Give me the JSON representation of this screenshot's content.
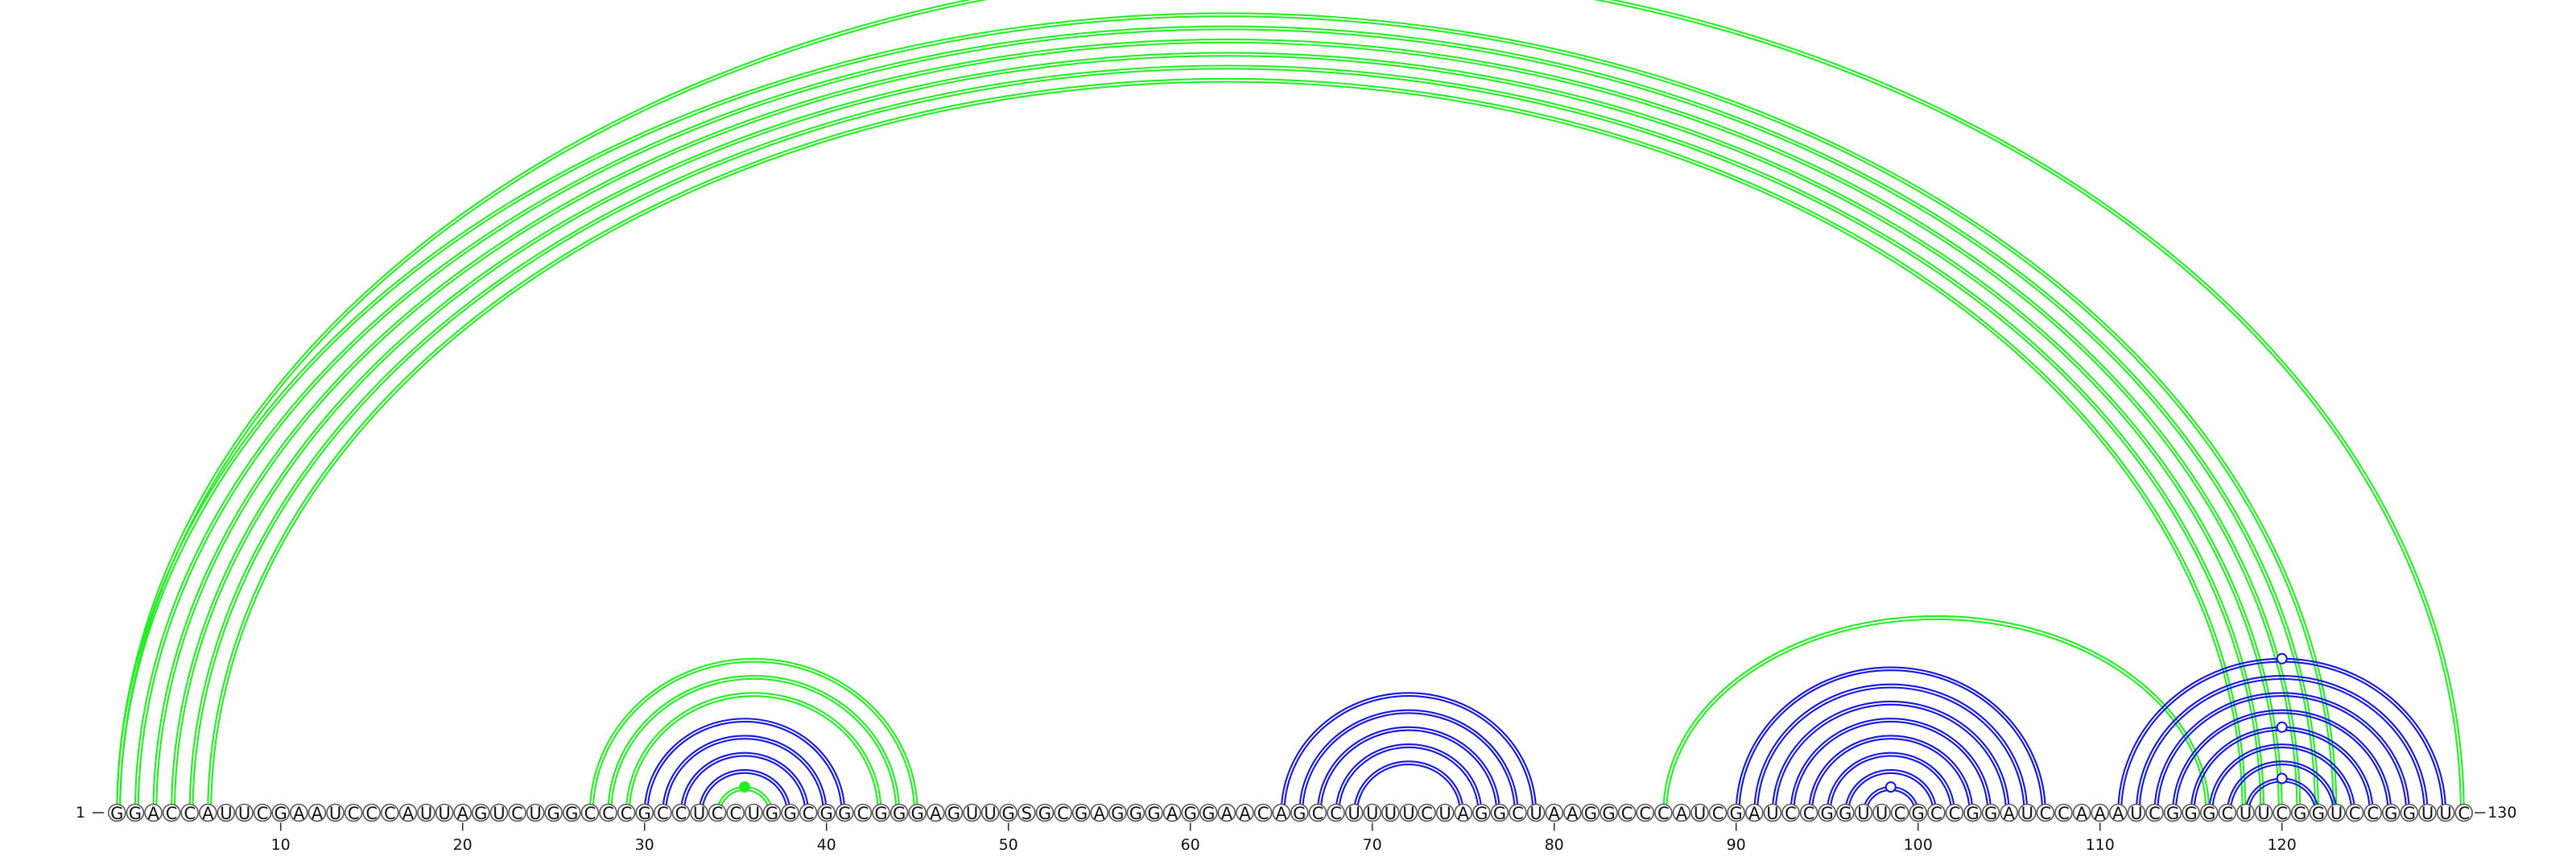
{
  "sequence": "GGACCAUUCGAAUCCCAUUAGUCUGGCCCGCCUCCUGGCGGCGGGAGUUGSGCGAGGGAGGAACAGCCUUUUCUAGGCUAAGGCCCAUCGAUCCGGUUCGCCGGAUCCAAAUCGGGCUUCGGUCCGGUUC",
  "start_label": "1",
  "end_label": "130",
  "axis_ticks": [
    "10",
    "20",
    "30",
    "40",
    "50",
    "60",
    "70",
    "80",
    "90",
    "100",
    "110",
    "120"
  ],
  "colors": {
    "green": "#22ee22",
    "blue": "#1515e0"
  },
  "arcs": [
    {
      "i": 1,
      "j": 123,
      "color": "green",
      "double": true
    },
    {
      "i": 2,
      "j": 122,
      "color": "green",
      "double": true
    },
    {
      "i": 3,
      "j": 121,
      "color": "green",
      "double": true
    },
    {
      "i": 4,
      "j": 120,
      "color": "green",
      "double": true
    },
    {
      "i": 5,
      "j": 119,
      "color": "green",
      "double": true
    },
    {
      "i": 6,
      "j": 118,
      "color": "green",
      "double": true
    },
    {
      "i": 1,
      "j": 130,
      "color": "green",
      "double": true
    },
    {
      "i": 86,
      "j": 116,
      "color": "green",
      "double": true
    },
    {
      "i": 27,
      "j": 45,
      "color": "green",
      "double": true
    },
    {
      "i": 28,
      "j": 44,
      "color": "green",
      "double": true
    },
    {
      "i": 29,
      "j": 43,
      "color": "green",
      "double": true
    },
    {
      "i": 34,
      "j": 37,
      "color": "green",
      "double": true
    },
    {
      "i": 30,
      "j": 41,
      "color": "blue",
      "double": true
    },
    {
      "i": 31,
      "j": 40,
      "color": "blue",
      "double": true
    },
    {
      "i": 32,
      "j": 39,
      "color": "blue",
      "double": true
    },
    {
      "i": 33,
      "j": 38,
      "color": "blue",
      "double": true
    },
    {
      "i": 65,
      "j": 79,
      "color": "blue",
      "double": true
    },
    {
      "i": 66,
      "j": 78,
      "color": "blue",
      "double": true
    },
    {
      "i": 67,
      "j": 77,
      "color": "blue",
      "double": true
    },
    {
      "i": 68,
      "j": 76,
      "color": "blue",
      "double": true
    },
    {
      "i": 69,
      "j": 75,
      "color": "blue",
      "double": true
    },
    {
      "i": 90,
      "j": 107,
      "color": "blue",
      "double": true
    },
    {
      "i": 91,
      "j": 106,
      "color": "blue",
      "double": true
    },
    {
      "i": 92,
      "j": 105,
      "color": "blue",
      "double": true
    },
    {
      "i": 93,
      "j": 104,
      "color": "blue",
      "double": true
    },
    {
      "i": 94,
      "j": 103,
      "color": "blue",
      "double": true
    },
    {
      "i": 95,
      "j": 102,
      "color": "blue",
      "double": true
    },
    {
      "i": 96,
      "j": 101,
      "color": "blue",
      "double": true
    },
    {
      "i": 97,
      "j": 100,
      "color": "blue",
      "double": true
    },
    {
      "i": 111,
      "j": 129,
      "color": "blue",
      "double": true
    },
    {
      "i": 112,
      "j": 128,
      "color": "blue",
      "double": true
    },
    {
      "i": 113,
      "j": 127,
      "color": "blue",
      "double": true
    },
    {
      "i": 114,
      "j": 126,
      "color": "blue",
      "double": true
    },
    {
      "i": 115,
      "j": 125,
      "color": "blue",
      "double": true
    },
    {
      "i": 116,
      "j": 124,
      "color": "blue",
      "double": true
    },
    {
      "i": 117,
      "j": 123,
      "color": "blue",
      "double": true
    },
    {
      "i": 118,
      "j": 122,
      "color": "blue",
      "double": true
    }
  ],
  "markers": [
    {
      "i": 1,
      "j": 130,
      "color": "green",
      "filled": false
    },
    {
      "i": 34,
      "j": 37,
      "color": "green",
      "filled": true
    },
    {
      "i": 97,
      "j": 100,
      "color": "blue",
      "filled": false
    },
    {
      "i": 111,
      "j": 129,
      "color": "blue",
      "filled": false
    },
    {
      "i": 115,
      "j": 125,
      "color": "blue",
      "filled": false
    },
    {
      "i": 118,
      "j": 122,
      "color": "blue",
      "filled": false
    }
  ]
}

▸ What the task asks: Could you reproduce every record above exactly, leaving out the pictures?

▸ Full solution:
Give me the JSON representation of this screenshot's content.
{
  "sequence": "GGACCAUUCGAAUCCCAUUAGUCUGGCCCGCCUCCUGGCGGCGGGAGUUGSGCGAGGGAGGAACAGCCUUUUCUAGGCUAAGGCCCAUCGAUCCGGUUCGCCGGAUCCAAAUCGGGCUUCGGUCCGGUUC",
  "start_label": "1",
  "end_label": "130",
  "axis_ticks": [
    "10",
    "20",
    "30",
    "40",
    "50",
    "60",
    "70",
    "80",
    "90",
    "100",
    "110",
    "120"
  ],
  "colors": {
    "green": "#22ee22",
    "blue": "#1515e0"
  },
  "arcs": [
    {
      "i": 1,
      "j": 123,
      "color": "green",
      "double": true
    },
    {
      "i": 2,
      "j": 122,
      "color": "green",
      "double": true
    },
    {
      "i": 3,
      "j": 121,
      "color": "green",
      "double": true
    },
    {
      "i": 4,
      "j": 120,
      "color": "green",
      "double": true
    },
    {
      "i": 5,
      "j": 119,
      "color": "green",
      "double": true
    },
    {
      "i": 6,
      "j": 118,
      "color": "green",
      "double": true
    },
    {
      "i": 1,
      "j": 130,
      "color": "green",
      "double": true
    },
    {
      "i": 86,
      "j": 116,
      "color": "green",
      "double": true
    },
    {
      "i": 27,
      "j": 45,
      "color": "green",
      "double": true
    },
    {
      "i": 28,
      "j": 44,
      "color": "green",
      "double": true
    },
    {
      "i": 29,
      "j": 43,
      "color": "green",
      "double": true
    },
    {
      "i": 34,
      "j": 37,
      "color": "green",
      "double": true
    },
    {
      "i": 30,
      "j": 41,
      "color": "blue",
      "double": true
    },
    {
      "i": 31,
      "j": 40,
      "color": "blue",
      "double": true
    },
    {
      "i": 32,
      "j": 39,
      "color": "blue",
      "double": true
    },
    {
      "i": 33,
      "j": 38,
      "color": "blue",
      "double": true
    },
    {
      "i": 65,
      "j": 79,
      "color": "blue",
      "double": true
    },
    {
      "i": 66,
      "j": 78,
      "color": "blue",
      "double": true
    },
    {
      "i": 67,
      "j": 77,
      "color": "blue",
      "double": true
    },
    {
      "i": 68,
      "j": 76,
      "color": "blue",
      "double": true
    },
    {
      "i": 69,
      "j": 75,
      "color": "blue",
      "double": true
    },
    {
      "i": 90,
      "j": 107,
      "color": "blue",
      "double": true
    },
    {
      "i": 91,
      "j": 106,
      "color": "blue",
      "double": true
    },
    {
      "i": 92,
      "j": 105,
      "color": "blue",
      "double": true
    },
    {
      "i": 93,
      "j": 104,
      "color": "blue",
      "double": true
    },
    {
      "i": 94,
      "j": 103,
      "color": "blue",
      "double": true
    },
    {
      "i": 95,
      "j": 102,
      "color": "blue",
      "double": true
    },
    {
      "i": 96,
      "j": 101,
      "color": "blue",
      "double": true
    },
    {
      "i": 97,
      "j": 100,
      "color": "blue",
      "double": true
    },
    {
      "i": 111,
      "j": 129,
      "color": "blue",
      "double": true
    },
    {
      "i": 112,
      "j": 128,
      "color": "blue",
      "double": true
    },
    {
      "i": 113,
      "j": 127,
      "color": "blue",
      "double": true
    },
    {
      "i": 114,
      "j": 126,
      "color": "blue",
      "double": true
    },
    {
      "i": 115,
      "j": 125,
      "color": "blue",
      "double": true
    },
    {
      "i": 116,
      "j": 124,
      "color": "blue",
      "double": true
    },
    {
      "i": 117,
      "j": 123,
      "color": "blue",
      "double": true
    },
    {
      "i": 118,
      "j": 122,
      "color": "blue",
      "double": true
    }
  ],
  "markers": [
    {
      "i": 1,
      "j": 130,
      "color": "green",
      "filled": false
    },
    {
      "i": 34,
      "j": 37,
      "color": "green",
      "filled": true
    },
    {
      "i": 97,
      "j": 100,
      "color": "blue",
      "filled": false
    },
    {
      "i": 111,
      "j": 129,
      "color": "blue",
      "filled": false
    },
    {
      "i": 115,
      "j": 125,
      "color": "blue",
      "filled": false
    },
    {
      "i": 118,
      "j": 122,
      "color": "blue",
      "filled": false
    }
  ]
}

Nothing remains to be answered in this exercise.